> _Task statement_
Repeat the entire listing exactly as written.

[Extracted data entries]
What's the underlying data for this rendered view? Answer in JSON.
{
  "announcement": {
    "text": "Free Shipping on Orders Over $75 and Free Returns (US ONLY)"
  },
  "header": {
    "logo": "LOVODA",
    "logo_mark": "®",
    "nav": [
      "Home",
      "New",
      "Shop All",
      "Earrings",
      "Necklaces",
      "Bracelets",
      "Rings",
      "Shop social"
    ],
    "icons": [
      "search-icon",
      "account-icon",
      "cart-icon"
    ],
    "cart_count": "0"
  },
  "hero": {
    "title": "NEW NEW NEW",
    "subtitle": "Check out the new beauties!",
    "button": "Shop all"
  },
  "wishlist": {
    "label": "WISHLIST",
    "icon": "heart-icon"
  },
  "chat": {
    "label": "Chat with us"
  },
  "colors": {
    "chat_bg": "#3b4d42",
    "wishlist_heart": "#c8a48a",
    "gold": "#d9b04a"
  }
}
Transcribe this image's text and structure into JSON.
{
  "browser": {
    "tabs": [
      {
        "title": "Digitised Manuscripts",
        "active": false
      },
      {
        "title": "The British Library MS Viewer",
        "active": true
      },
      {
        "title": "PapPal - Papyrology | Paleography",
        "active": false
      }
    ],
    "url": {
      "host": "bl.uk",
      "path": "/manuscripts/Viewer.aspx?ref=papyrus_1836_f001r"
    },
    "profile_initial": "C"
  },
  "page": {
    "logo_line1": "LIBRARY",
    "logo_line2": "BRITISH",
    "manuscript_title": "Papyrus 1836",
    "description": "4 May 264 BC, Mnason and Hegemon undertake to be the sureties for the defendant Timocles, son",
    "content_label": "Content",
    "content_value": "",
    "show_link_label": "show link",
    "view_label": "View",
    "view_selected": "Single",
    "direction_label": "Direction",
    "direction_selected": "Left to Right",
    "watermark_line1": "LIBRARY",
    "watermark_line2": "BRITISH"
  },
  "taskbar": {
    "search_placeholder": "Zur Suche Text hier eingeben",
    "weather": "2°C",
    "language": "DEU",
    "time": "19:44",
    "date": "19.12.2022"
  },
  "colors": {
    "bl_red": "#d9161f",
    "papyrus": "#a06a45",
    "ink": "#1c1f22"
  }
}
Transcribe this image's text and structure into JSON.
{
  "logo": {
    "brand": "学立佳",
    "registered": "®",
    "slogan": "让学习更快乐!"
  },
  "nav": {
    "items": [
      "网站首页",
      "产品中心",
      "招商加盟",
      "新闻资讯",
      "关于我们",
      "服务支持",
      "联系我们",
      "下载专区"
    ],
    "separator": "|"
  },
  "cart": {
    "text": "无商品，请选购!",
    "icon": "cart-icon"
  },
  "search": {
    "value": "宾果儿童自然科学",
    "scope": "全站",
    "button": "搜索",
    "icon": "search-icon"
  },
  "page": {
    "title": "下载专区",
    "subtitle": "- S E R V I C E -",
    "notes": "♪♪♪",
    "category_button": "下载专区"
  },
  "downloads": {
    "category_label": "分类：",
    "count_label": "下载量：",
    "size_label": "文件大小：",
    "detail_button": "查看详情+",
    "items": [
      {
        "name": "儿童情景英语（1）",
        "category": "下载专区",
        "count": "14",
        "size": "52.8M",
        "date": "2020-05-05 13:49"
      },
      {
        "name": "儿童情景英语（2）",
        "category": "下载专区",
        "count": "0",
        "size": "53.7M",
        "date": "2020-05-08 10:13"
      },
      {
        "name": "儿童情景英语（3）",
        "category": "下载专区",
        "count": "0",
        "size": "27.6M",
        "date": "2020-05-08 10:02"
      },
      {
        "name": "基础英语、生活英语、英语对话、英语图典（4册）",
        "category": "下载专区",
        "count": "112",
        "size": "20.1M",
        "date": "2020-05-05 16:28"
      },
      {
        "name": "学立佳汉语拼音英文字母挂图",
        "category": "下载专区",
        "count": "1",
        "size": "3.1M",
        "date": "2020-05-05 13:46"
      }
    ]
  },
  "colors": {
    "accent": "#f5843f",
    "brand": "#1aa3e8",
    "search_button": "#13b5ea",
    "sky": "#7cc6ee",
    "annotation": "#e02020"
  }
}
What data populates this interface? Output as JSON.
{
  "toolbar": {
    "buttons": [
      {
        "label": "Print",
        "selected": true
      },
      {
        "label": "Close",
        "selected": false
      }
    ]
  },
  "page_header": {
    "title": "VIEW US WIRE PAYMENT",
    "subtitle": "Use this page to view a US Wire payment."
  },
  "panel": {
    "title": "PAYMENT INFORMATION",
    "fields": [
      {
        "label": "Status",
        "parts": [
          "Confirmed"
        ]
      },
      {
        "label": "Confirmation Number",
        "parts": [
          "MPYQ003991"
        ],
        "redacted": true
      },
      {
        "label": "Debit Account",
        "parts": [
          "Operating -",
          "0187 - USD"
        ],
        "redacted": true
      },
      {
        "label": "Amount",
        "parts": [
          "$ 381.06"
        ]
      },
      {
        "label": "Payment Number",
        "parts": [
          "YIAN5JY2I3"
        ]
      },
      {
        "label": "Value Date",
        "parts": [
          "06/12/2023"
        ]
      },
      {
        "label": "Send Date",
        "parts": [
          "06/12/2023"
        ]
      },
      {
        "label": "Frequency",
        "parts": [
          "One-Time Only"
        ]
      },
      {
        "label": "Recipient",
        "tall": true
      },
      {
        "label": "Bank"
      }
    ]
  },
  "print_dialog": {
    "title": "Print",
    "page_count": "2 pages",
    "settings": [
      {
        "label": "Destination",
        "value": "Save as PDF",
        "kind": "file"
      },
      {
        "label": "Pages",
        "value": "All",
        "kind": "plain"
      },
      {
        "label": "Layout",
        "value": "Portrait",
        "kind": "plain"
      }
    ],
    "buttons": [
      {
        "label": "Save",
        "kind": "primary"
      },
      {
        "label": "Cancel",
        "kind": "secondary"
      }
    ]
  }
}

> _Solved exercise_
What's the underlying data for this rendered view? Answer in JSON.
{
  "announcement": {
    "text": "Free Shipping on Orders Over $75 and Free Returns (US ONLY)"
  },
  "header": {
    "logo": "LOVODA",
    "logo_mark": "®",
    "nav": [
      "Home",
      "New",
      "Shop All",
      "Earrings",
      "Necklaces",
      "Bracelets",
      "Rings",
      "Shop social"
    ],
    "icons": [
      "search-icon",
      "account-icon",
      "cart-icon"
    ],
    "cart_count": "0"
  },
  "hero": {
    "title": "NEW NEW NEW",
    "subtitle": "Check out the new beauties!",
    "button": "Shop all"
  },
  "wishlist": {
    "label": "WISHLIST",
    "icon": "heart-icon"
  },
  "chat": {
    "label": "Chat with us"
  },
  "colors": {
    "chat_bg": "#3b4d42",
    "wishlist_heart": "#c8a48a",
    "gold": "#d9b04a"
  }
}
Transcribe this image's text and structure into JSON.
{
  "browser": {
    "tabs": [
      {
        "title": "Digitised Manuscripts",
        "active": false
      },
      {
        "title": "The British Library MS Viewer",
        "active": true
      },
      {
        "title": "PapPal - Papyrology | Paleography",
        "active": false
      }
    ],
    "url": {
      "host": "bl.uk",
      "path": "/manuscripts/Viewer.aspx?ref=papyrus_1836_f001r"
    },
    "profile_initial": "C"
  },
  "page": {
    "logo_line1": "LIBRARY",
    "logo_line2": "BRITISH",
    "manuscript_title": "Papyrus 1836",
    "description": "4 May 264 BC, Mnason and Hegemon undertake to be the sureties for the defendant Timocles, son",
    "content_label": "Content",
    "content_value": "",
    "show_link_label": "show link",
    "view_label": "View",
    "view_selected": "Single",
    "direction_label": "Direction",
    "direction_selected": "Left to Right",
    "watermark_line1": "LIBRARY",
    "watermark_line2": "BRITISH"
  },
  "taskbar": {
    "search_placeholder": "Zur Suche Text hier eingeben",
    "weather": "2°C",
    "language": "DEU",
    "time": "19:44",
    "date": "19.12.2022"
  },
  "colors": {
    "bl_red": "#d9161f",
    "papyrus": "#a06a45",
    "ink": "#1c1f22"
  }
}
Transcribe this image's text and structure into JSON.
{
  "logo": {
    "brand": "学立佳",
    "registered": "®",
    "slogan": "让学习更快乐!"
  },
  "nav": {
    "items": [
      "网站首页",
      "产品中心",
      "招商加盟",
      "新闻资讯",
      "关于我们",
      "服务支持",
      "联系我们",
      "下载专区"
    ],
    "separator": "|"
  },
  "cart": {
    "text": "无商品，请选购!",
    "icon": "cart-icon"
  },
  "search": {
    "value": "宾果儿童自然科学",
    "scope": "全站",
    "button": "搜索",
    "icon": "search-icon"
  },
  "page": {
    "title": "下载专区",
    "subtitle": "- S E R V I C E -",
    "notes": "♪♪♪",
    "category_button": "下载专区"
  },
  "downloads": {
    "category_label": "分类：",
    "count_label": "下载量：",
    "size_label": "文件大小：",
    "detail_button": "查看详情+",
    "items": [
      {
        "name": "儿童情景英语（1）",
        "category": "下载专区",
        "count": "14",
        "size": "52.8M",
        "date": "2020-05-05 13:49"
      },
      {
        "name": "儿童情景英语（2）",
        "category": "下载专区",
        "count": "0",
        "size": "53.7M",
        "date": "2020-05-08 10:13"
      },
      {
        "name": "儿童情景英语（3）",
        "category": "下载专区",
        "count": "0",
        "size": "27.6M",
        "date": "2020-05-08 10:02"
      },
      {
        "name": "基础英语、生活英语、英语对话、英语图典（4册）",
        "category": "下载专区",
        "count": "112",
        "size": "20.1M",
        "date": "2020-05-05 16:28"
      },
      {
        "name": "学立佳汉语拼音英文字母挂图",
        "category": "下载专区",
        "count": "1",
        "size": "3.1M",
        "date": "2020-05-05 13:46"
      }
    ]
  },
  "colors": {
    "accent": "#f5843f",
    "brand": "#1aa3e8",
    "search_button": "#13b5ea",
    "sky": "#7cc6ee",
    "annotation": "#e02020"
  }
}
What data populates this interface? Output as JSON.
{
  "toolbar": {
    "buttons": [
      {
        "label": "Print",
        "selected": true
      },
      {
        "label": "Close",
        "selected": false
      }
    ]
  },
  "page_header": {
    "title": "VIEW US WIRE PAYMENT",
    "subtitle": "Use this page to view a US Wire payment."
  },
  "panel": {
    "title": "PAYMENT INFORMATION",
    "fields": [
      {
        "label": "Status",
        "parts": [
          "Confirmed"
        ]
      },
      {
        "label": "Confirmation Number",
        "parts": [
          "MPYQ003991"
        ],
        "redacted": true
      },
      {
        "label": "Debit Account",
        "parts": [
          "Operating -",
          "0187 - USD"
        ],
        "redacted": true
      },
      {
        "label": "Amount",
        "parts": [
          "$ 381.06"
        ]
      },
      {
        "label": "Payment Number",
        "parts": [
          "YIAN5JY2I3"
        ]
      },
      {
        "label": "Value Date",
        "parts": [
          "06/12/2023"
        ]
      },
      {
        "label": "Send Date",
        "parts": [
          "06/12/2023"
        ]
      },
      {
        "label": "Frequency",
        "parts": [
          "One-Time Only"
        ]
      },
      {
        "label": "Recipient",
        "tall": true
      },
      {
        "label": "Bank"
      }
    ]
  },
  "print_dialog": {
    "title": "Print",
    "page_count": "2 pages",
    "settings": [
      {
        "label": "Destination",
        "value": "Save as PDF",
        "kind": "file"
      },
      {
        "label": "Pages",
        "value": "All",
        "kind": "plain"
      },
      {
        "label": "Layout",
        "value": "Portrait",
        "kind": "plain"
      }
    ],
    "buttons": [
      {
        "label": "Save",
        "kind": "primary"
      },
      {
        "label": "Cancel",
        "kind": "secondary"
      }
    ]
  }
}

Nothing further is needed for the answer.